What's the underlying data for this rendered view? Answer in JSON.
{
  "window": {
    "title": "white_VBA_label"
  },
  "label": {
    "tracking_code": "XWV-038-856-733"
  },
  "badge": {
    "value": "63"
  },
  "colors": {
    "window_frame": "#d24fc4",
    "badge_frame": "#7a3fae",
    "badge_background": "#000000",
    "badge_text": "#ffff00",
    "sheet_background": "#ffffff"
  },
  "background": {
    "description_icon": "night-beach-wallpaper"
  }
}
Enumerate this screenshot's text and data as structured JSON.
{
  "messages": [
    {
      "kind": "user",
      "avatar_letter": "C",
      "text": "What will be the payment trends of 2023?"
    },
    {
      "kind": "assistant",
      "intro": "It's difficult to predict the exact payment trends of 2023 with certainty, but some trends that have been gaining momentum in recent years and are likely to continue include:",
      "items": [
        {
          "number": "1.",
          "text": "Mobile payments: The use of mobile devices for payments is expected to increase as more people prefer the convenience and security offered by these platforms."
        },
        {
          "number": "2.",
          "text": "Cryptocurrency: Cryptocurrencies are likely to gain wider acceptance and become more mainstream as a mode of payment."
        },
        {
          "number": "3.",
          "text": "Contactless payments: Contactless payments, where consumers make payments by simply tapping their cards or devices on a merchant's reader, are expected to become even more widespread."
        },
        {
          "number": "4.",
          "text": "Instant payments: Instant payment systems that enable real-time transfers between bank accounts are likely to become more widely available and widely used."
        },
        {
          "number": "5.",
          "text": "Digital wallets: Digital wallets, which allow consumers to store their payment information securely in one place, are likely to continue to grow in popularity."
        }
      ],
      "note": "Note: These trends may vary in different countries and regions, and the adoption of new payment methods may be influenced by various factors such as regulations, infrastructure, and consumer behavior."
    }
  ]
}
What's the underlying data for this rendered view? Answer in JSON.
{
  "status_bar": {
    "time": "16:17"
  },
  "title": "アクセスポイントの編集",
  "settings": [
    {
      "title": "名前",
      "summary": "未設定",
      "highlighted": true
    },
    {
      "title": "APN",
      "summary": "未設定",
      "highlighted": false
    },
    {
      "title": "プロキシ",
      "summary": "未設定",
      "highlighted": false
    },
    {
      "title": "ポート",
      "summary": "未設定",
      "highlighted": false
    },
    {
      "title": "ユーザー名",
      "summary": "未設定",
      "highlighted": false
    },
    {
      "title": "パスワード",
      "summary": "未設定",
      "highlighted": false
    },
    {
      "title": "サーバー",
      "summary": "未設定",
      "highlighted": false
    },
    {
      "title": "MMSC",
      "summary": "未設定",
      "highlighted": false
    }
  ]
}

→ Stated task
Copy, from the material above, each line in which the string "number" occurs.

→ Solution for this problem
          "number": "1.",
          "number": "2.",
          "number": "3.",
          "number": "4.",
          "number": "5.",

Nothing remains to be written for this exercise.